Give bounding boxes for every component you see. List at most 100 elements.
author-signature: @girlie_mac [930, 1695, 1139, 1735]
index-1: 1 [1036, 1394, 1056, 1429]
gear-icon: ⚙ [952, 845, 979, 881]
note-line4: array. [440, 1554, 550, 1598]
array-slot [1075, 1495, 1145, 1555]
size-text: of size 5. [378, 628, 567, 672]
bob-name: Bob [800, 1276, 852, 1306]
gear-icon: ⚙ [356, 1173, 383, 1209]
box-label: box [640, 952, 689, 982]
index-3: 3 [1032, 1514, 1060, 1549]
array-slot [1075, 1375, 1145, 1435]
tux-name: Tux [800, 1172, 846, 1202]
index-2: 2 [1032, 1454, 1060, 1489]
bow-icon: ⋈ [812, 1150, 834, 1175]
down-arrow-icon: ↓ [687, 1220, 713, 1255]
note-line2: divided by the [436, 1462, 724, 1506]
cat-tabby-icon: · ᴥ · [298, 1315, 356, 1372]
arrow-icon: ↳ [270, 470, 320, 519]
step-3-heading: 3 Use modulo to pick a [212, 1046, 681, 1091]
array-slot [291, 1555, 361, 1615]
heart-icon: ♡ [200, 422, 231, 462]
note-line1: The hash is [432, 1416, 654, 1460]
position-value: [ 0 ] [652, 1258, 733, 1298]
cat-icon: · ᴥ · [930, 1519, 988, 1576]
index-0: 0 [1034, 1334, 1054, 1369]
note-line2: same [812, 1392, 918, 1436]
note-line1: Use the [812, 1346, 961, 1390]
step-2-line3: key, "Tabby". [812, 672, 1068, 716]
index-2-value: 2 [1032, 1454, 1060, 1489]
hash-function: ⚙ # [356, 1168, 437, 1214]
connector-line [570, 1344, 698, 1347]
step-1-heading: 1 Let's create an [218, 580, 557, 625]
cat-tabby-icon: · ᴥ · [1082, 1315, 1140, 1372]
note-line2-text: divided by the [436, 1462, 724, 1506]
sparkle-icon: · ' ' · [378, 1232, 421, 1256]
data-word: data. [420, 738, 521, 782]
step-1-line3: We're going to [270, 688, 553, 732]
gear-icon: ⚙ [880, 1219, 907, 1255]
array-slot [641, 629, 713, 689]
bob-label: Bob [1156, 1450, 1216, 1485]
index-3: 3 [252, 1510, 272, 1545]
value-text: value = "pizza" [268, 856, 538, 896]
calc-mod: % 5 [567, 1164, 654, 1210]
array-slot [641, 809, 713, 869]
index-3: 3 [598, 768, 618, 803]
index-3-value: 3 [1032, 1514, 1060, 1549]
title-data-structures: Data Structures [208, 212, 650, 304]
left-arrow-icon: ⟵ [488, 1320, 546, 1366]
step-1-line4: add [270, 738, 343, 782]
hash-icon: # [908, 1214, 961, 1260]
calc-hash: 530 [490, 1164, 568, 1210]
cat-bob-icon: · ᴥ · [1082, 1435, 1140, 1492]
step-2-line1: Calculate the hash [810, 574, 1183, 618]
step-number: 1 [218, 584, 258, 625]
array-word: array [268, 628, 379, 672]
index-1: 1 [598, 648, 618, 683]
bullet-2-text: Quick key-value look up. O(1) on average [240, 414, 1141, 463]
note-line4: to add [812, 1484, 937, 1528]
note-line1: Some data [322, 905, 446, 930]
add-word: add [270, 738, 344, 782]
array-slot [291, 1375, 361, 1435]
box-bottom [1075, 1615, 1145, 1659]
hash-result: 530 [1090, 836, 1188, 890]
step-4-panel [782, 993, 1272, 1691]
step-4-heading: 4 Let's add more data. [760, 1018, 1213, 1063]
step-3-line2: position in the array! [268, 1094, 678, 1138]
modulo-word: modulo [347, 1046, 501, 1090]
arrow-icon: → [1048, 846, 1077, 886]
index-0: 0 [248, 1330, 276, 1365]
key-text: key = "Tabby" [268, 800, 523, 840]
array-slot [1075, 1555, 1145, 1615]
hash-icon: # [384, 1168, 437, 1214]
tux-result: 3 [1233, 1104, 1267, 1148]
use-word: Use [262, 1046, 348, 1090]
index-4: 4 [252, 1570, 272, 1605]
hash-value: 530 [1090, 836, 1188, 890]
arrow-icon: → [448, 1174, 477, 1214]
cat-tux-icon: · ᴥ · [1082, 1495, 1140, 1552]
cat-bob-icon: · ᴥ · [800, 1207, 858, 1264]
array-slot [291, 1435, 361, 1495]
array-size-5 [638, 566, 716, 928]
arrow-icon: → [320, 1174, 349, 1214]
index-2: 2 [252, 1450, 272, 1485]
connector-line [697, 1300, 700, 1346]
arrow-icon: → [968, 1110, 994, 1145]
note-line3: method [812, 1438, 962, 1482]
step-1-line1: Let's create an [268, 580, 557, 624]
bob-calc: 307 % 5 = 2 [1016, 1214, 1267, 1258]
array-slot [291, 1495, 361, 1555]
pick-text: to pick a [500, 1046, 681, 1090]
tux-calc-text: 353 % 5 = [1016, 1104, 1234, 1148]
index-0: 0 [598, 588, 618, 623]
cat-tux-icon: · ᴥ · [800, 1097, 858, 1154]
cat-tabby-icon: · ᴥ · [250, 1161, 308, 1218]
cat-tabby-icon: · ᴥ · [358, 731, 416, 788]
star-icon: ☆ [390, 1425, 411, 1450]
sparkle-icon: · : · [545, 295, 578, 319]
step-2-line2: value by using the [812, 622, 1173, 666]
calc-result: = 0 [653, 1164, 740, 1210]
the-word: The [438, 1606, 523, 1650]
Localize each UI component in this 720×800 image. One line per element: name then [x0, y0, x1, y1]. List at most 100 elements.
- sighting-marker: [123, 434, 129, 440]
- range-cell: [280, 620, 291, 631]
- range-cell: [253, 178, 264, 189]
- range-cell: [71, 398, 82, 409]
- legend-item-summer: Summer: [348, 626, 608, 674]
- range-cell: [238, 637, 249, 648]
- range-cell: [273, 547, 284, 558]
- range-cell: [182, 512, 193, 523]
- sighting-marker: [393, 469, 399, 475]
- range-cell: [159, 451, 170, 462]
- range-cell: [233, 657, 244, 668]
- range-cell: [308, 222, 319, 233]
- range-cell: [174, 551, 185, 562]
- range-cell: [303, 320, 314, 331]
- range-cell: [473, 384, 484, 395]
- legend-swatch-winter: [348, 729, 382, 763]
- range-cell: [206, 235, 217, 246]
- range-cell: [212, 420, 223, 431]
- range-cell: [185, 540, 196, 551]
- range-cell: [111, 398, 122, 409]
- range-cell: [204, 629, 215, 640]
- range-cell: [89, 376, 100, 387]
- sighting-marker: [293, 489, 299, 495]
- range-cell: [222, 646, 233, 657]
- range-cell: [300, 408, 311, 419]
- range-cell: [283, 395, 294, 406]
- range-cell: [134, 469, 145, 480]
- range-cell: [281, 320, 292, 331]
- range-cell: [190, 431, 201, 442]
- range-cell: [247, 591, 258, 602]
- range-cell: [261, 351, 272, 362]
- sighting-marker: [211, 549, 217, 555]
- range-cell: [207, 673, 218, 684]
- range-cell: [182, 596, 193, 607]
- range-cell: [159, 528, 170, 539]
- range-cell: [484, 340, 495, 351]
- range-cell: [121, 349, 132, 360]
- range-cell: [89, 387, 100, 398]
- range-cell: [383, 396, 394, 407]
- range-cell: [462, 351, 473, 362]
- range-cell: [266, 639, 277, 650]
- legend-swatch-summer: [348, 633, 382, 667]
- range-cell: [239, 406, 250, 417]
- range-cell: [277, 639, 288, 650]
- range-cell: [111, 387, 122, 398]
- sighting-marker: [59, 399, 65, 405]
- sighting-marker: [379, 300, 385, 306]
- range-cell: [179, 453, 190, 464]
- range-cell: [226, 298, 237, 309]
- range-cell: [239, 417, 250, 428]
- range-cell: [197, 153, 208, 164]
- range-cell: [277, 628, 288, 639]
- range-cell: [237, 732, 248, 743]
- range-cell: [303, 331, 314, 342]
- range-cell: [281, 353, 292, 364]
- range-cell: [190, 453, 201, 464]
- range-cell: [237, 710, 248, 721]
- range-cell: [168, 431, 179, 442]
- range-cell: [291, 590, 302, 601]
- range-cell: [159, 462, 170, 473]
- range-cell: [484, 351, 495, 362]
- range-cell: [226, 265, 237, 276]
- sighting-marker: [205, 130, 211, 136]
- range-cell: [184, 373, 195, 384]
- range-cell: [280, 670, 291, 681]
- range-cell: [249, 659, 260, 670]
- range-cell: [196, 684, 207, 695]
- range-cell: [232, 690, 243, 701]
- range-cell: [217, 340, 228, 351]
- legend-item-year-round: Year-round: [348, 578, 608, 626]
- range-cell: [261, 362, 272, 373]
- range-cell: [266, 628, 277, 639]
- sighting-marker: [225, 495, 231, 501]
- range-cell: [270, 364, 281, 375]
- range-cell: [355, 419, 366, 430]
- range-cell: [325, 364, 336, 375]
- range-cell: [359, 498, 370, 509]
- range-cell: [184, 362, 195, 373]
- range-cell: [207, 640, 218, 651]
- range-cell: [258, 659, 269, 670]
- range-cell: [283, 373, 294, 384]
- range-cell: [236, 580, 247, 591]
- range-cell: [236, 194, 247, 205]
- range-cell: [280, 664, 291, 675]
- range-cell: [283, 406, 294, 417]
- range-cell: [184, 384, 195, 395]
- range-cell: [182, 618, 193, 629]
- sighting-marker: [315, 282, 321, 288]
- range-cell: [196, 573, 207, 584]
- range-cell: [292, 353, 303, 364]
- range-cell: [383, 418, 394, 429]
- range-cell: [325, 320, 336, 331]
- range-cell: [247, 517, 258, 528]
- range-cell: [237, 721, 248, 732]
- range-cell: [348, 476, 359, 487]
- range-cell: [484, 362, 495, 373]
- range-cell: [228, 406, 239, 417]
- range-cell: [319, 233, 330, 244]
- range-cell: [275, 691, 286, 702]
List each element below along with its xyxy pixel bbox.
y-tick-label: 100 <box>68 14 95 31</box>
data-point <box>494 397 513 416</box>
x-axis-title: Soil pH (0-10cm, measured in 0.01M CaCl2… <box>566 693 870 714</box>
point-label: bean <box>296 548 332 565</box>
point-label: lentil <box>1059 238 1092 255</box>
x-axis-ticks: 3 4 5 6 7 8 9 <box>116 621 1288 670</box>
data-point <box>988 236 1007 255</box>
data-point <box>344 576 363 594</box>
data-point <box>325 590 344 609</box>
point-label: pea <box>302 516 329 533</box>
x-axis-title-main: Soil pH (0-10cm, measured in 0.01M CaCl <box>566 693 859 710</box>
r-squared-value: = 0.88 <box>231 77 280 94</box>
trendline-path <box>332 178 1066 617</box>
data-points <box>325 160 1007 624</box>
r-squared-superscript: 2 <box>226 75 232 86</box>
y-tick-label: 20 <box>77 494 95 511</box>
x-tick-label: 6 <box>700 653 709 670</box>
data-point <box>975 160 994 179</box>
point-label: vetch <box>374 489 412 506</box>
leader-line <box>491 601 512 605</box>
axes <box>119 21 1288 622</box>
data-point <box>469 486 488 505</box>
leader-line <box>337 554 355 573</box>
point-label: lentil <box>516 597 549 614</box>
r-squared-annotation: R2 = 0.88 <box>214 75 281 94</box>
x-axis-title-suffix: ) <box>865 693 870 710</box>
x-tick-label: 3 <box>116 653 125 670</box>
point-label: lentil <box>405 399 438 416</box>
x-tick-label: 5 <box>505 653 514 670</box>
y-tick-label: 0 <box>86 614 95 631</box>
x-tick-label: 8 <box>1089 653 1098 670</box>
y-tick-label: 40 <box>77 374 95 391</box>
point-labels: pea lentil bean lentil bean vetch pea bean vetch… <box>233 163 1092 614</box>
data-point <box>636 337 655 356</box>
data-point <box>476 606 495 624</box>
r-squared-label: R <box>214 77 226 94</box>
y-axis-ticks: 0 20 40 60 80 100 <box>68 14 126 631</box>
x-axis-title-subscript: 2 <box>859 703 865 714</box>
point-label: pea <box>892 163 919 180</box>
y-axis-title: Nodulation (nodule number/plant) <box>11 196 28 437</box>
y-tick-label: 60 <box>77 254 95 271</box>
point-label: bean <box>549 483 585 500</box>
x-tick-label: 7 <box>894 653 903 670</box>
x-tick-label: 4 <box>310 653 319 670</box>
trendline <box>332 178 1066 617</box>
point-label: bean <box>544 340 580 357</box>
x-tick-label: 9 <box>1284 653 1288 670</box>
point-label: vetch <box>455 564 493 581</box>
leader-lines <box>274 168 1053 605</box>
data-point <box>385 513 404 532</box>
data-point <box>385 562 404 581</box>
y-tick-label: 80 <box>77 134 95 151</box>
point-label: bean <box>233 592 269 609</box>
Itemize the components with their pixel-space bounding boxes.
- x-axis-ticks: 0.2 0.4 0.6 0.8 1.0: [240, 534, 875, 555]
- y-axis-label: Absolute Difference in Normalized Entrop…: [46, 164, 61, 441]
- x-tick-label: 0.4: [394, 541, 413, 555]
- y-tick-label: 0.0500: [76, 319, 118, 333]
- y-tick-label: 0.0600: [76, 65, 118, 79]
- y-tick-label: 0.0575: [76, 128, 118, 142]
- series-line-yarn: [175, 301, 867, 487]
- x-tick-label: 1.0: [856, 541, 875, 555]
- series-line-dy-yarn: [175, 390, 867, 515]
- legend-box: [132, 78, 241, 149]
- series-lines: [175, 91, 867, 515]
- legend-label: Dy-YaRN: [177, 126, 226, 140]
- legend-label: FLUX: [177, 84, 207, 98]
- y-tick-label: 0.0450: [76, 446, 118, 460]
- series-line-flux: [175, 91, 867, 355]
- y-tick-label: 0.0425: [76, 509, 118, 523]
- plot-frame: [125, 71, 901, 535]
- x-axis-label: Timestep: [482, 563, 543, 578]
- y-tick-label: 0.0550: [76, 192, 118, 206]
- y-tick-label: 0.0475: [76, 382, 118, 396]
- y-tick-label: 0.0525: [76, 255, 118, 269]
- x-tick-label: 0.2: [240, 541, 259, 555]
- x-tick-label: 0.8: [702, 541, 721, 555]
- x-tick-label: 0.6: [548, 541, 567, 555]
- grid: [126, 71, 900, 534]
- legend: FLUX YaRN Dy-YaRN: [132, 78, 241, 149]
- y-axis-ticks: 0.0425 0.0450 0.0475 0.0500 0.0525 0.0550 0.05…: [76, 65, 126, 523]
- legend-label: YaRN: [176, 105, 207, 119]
-------------------------
§ **Problem description**
Echo every line of the items from the very start down to the line containing "position-value: [ 0 ] [652, 1258, 733, 1298]", with both of those lines included.

§ **Answer to the problem**
Give bounding boxes for every component you see. List at most 100 elements.
author-signature: @girlie_mac [930, 1695, 1139, 1735]
index-1: 1 [1036, 1394, 1056, 1429]
gear-icon: ⚙ [952, 845, 979, 881]
note-line4: array. [440, 1554, 550, 1598]
array-slot [1075, 1495, 1145, 1555]
size-text: of size 5. [378, 628, 567, 672]
bob-name: Bob [800, 1276, 852, 1306]
gear-icon: ⚙ [356, 1173, 383, 1209]
box-label: box [640, 952, 689, 982]
index-3: 3 [1032, 1514, 1060, 1549]
array-slot [1075, 1375, 1145, 1435]
tux-name: Tux [800, 1172, 846, 1202]
index-2: 2 [1032, 1454, 1060, 1489]
bow-icon: ⋈ [812, 1150, 834, 1175]
down-arrow-icon: ↓ [687, 1220, 713, 1255]
note-line2: divided by the [436, 1462, 724, 1506]
cat-tabby-icon: · ᴥ · [298, 1315, 356, 1372]
arrow-icon: ↳ [270, 470, 320, 519]
step-3-heading: 3 Use modulo to pick a [212, 1046, 681, 1091]
array-slot [291, 1555, 361, 1615]
heart-icon: ♡ [200, 422, 231, 462]
note-line1: The hash is [432, 1416, 654, 1460]
position-value: [ 0 ] [652, 1258, 733, 1298]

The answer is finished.